* START *
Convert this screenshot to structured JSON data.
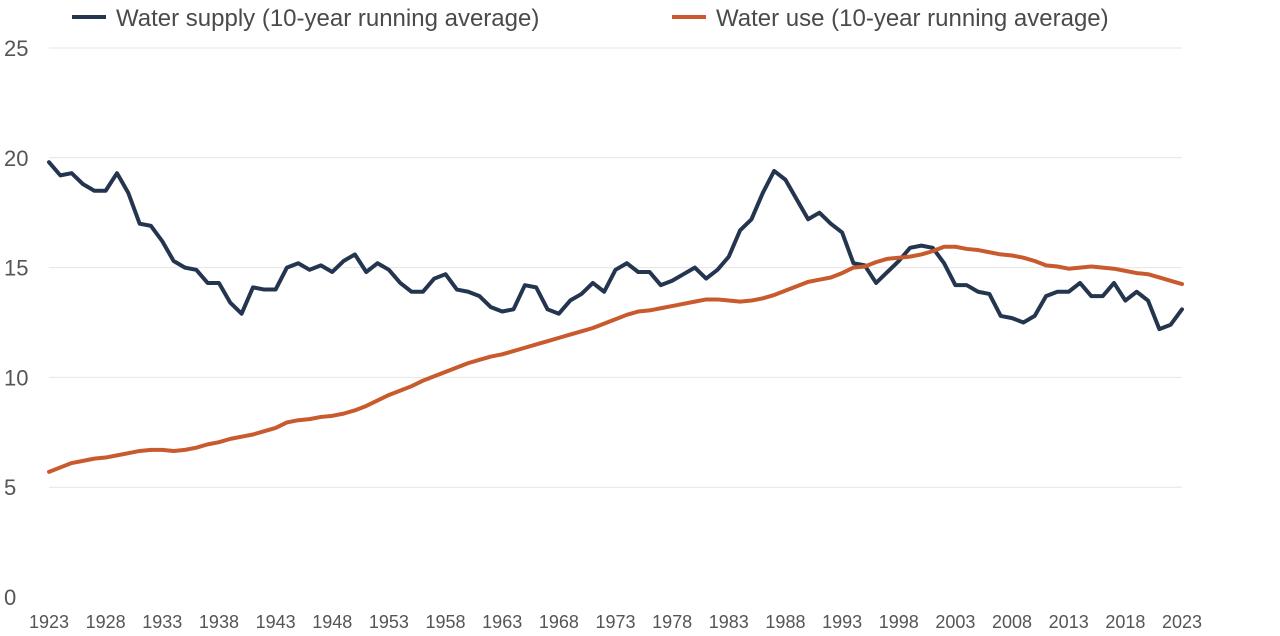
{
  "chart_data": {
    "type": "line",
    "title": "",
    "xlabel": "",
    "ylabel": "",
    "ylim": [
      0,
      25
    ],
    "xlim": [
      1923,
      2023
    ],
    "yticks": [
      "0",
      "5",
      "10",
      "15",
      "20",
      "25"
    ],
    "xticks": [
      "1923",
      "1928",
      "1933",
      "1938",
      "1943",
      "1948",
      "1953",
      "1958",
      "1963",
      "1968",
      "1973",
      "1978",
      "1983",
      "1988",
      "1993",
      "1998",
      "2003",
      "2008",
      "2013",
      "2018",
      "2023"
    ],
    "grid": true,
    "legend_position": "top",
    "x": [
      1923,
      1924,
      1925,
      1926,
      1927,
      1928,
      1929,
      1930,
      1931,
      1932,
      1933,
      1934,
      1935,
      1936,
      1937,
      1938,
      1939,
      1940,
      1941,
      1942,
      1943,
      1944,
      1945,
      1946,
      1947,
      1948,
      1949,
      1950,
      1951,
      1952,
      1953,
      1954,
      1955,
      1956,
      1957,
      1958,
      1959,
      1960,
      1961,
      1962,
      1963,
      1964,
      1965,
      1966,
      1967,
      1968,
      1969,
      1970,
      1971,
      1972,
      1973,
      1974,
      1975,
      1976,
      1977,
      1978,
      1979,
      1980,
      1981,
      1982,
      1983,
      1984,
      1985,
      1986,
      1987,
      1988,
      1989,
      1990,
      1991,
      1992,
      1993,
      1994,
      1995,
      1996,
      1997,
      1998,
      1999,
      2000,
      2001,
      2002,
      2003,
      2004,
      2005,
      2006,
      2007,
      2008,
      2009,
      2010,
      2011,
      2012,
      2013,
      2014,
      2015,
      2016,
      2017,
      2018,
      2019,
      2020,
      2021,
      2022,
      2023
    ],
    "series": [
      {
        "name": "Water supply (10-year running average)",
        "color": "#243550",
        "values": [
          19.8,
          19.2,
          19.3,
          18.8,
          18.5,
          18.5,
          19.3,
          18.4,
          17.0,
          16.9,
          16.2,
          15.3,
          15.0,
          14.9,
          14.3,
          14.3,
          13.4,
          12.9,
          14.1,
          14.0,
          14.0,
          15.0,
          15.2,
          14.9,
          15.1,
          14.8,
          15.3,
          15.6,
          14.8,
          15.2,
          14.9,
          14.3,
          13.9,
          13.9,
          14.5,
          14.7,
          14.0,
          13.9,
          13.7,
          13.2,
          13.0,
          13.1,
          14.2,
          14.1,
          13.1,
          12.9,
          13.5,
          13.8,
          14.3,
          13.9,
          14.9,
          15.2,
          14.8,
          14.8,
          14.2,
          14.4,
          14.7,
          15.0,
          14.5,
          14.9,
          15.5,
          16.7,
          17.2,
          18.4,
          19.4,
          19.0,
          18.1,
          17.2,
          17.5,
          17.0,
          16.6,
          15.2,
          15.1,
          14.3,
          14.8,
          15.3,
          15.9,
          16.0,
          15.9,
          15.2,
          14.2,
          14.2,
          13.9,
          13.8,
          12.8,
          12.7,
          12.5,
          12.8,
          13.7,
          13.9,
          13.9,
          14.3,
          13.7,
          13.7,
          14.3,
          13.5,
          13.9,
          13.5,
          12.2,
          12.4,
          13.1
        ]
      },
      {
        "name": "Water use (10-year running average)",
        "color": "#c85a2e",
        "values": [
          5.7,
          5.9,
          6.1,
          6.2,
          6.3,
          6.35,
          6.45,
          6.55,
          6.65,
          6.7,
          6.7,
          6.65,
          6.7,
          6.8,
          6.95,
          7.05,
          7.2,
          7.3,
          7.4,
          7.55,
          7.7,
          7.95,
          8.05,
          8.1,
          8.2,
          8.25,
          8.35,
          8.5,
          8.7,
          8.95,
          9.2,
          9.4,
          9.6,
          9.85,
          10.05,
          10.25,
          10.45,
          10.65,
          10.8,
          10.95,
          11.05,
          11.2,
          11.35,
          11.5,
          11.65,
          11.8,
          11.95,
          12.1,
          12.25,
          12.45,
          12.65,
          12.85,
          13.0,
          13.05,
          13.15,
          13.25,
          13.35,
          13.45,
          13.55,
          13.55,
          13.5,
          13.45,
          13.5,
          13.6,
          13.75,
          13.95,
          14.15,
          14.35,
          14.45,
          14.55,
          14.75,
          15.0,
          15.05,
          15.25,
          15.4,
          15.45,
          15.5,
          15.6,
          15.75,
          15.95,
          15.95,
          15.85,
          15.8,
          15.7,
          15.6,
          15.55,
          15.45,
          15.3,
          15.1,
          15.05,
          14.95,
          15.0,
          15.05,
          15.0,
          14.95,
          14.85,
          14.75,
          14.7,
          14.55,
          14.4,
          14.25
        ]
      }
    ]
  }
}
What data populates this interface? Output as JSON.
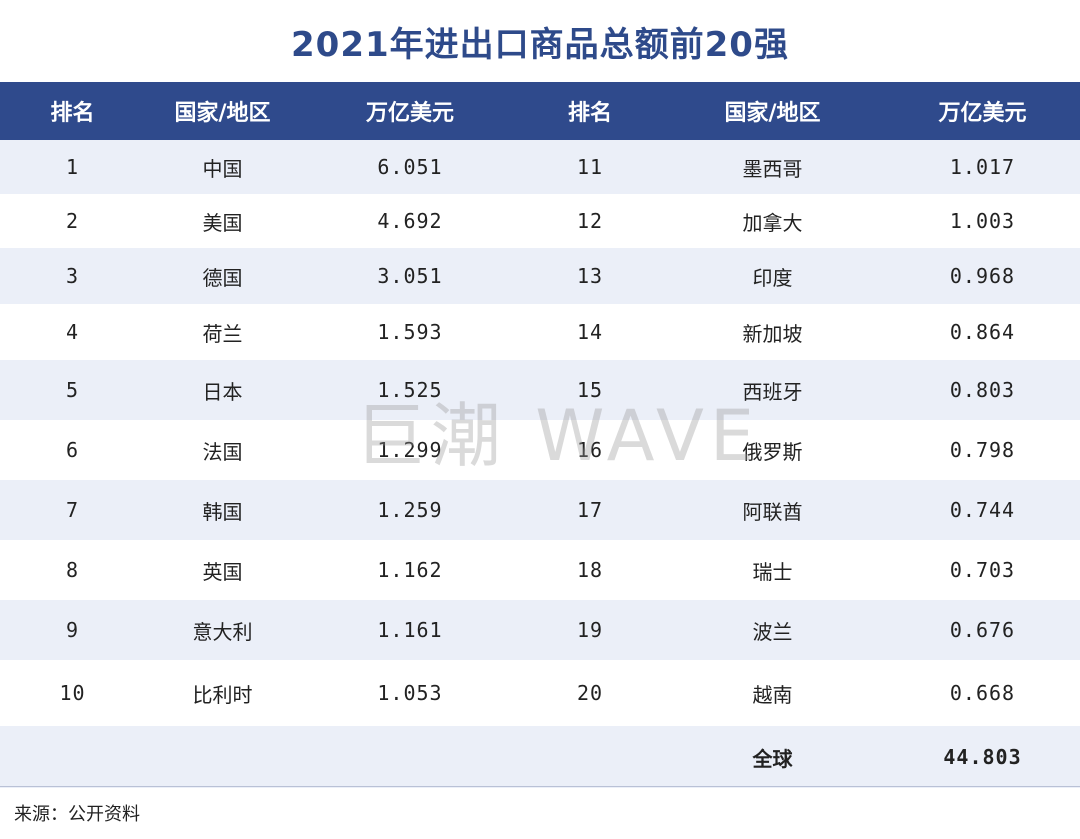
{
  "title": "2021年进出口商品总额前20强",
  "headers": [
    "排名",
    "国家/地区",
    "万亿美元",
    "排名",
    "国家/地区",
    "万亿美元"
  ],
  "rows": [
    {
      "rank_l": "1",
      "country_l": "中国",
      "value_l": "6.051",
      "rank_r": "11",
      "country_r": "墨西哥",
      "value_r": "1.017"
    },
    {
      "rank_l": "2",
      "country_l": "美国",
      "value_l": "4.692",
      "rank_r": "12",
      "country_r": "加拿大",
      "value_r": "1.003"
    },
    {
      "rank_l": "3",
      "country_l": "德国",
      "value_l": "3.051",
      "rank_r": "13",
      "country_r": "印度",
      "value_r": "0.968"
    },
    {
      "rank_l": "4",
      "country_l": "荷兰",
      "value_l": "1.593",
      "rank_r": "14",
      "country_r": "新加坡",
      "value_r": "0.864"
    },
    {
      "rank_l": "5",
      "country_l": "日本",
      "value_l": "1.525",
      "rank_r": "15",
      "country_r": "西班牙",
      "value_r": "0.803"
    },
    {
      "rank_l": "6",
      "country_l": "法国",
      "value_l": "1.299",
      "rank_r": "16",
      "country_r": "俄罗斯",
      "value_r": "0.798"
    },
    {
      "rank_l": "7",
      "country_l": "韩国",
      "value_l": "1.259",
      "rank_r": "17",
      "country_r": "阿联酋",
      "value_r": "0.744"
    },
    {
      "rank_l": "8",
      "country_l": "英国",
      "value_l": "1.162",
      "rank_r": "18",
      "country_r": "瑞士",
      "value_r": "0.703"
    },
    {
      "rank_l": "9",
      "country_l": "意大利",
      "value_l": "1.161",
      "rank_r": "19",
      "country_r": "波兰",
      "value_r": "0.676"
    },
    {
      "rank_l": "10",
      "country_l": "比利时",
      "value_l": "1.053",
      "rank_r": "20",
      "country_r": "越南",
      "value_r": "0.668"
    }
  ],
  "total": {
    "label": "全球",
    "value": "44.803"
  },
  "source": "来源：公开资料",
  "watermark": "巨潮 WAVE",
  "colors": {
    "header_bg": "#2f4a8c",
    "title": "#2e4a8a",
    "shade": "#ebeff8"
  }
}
* END *
» PROBLEM TO WORK ON
Search the records for the word "this" and copy every line where it occurs.

» TASK RESPONSE
Convert this screenshot to structured JSON data.
What data populates this interface? Output as JSON.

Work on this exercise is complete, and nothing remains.